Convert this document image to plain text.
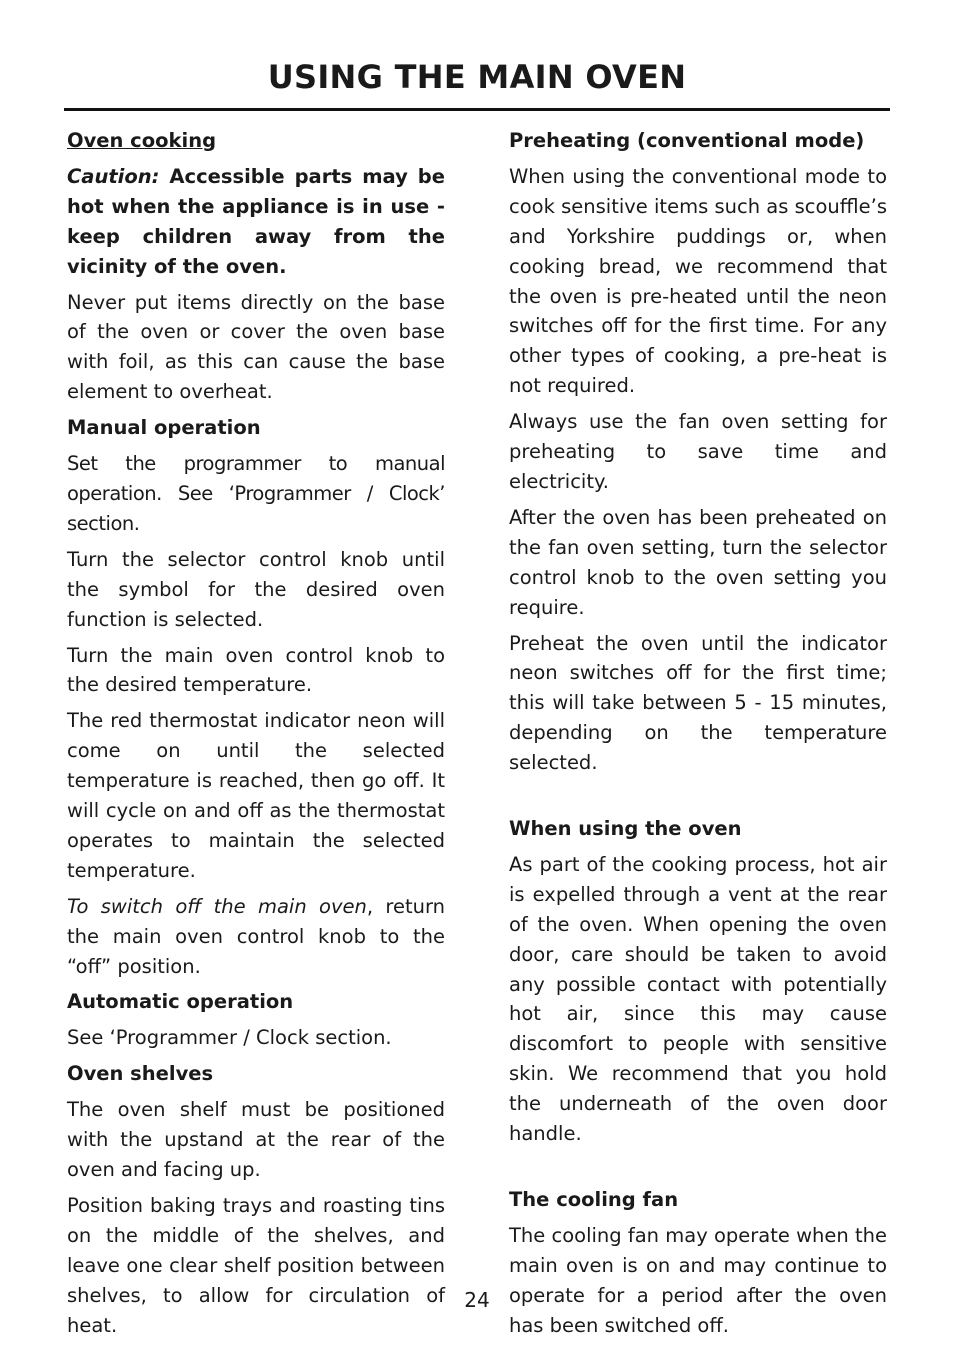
USING THE MAIN OVEN
Oven cooking

Caution: Accessible parts may be hot when the appliance is in use - keep children away from the vicinity of the oven.

Never put items directly on the base of the oven or cover the oven base with foil, as this can cause the base element to overheat.

Manual operation

Set the programmer to manual operation. See ‘Programmer / Clock’ section.

Turn the selector control knob until the symbol for the desired oven function is selected.

Turn the main oven control knob to the desired temperature.

The red thermostat indicator neon will come on until the selected temperature is reached, then go off. It will cycle on and off as the thermostat operates to maintain the selected temperature.

To switch off the main oven, return the main oven control knob to the “off” position.

Automatic operation

See ‘Programmer / Clock section.

Oven shelves

The oven shelf must be positioned with the upstand at the rear of the oven and facing up.

Position baking trays and roasting tins on the middle of the shelves, and leave one clear shelf position between shelves, to allow for circulation of heat.

Preheating (conventional mode)

When using the conventional mode to cook sensitive items such as scouffle’s and Yorkshire puddings or, when cooking bread, we recommend that the oven is pre-heated until the neon switches off for the first time. For any other types of cooking, a pre-heat is not required.

Always use the fan oven setting for preheating to save time and electricity.

After the oven has been preheated on the fan oven setting, turn the selector control knob to the oven setting you require.

Preheat the oven until the indicator neon switches off for the first time; this will take between 5 - 15 minutes, depending on the temperature selected.

When using the oven

As part of the cooking process, hot air is expelled through a vent at the rear of the oven. When opening the oven door, care should be taken to avoid any possible contact with potentially hot air, since this may cause discomfort to people with sensitive skin. We recommend that you hold the underneath of the oven door handle.

The cooling fan

The cooling fan may operate when the main oven is on and may continue to operate for a period after the oven has been switched off.

24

→ Your goal:
In the records above, find each line with the word "shelves" and copy it.

→ Result for this task:
Oven shelves
Position baking trays and roasting tins on the middle of the shelves, and leave one clear shelf position between shelves, to allow for circulation of heat.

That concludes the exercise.